Available data:
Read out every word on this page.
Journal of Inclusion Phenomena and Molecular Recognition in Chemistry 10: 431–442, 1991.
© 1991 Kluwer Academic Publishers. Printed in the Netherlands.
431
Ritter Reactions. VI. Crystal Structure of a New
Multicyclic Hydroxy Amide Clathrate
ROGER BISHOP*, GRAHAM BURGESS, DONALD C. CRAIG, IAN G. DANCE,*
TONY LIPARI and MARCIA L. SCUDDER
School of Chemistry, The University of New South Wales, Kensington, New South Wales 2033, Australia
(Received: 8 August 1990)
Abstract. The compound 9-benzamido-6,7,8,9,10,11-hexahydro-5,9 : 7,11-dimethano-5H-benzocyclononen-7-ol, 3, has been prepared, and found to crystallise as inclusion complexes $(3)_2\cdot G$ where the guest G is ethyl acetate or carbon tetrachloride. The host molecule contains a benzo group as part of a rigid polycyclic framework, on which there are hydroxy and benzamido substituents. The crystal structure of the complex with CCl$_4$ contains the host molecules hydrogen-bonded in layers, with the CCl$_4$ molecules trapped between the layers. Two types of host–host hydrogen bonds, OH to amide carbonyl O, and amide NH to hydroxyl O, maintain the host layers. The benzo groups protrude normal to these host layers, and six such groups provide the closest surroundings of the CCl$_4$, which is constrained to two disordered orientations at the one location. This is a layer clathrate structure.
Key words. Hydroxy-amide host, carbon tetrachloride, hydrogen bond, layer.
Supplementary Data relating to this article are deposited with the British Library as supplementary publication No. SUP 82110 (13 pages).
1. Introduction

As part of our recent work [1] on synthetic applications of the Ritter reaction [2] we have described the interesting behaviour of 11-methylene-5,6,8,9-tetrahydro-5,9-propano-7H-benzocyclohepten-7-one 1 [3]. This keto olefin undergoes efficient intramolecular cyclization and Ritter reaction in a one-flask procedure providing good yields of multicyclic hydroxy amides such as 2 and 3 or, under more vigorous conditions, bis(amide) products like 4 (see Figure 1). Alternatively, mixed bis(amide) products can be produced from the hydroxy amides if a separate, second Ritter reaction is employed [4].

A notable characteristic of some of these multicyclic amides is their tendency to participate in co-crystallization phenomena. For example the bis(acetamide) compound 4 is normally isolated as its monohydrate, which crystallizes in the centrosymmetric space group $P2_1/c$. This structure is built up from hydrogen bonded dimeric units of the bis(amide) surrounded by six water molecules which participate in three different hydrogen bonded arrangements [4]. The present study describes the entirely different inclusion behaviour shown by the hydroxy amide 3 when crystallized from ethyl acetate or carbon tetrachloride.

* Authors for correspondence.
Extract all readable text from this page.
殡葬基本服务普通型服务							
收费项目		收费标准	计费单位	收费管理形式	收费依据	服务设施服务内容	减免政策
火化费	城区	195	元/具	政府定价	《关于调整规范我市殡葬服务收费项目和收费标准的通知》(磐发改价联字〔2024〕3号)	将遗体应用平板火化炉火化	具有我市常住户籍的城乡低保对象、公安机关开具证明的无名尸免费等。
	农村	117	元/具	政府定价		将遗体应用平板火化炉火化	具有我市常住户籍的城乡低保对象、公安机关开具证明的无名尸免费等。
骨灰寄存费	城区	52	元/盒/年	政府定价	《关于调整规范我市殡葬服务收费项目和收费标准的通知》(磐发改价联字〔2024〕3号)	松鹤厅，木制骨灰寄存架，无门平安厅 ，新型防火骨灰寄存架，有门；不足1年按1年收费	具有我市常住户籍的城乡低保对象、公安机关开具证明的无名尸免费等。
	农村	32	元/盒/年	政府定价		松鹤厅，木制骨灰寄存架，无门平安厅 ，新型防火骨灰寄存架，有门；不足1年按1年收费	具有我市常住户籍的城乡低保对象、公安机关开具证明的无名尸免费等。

Work to complete:
A single figure is required: the number of lines above in which the word "具有我市常住户籍的城乡低保对象" occurs.

Solution for this exercise:
4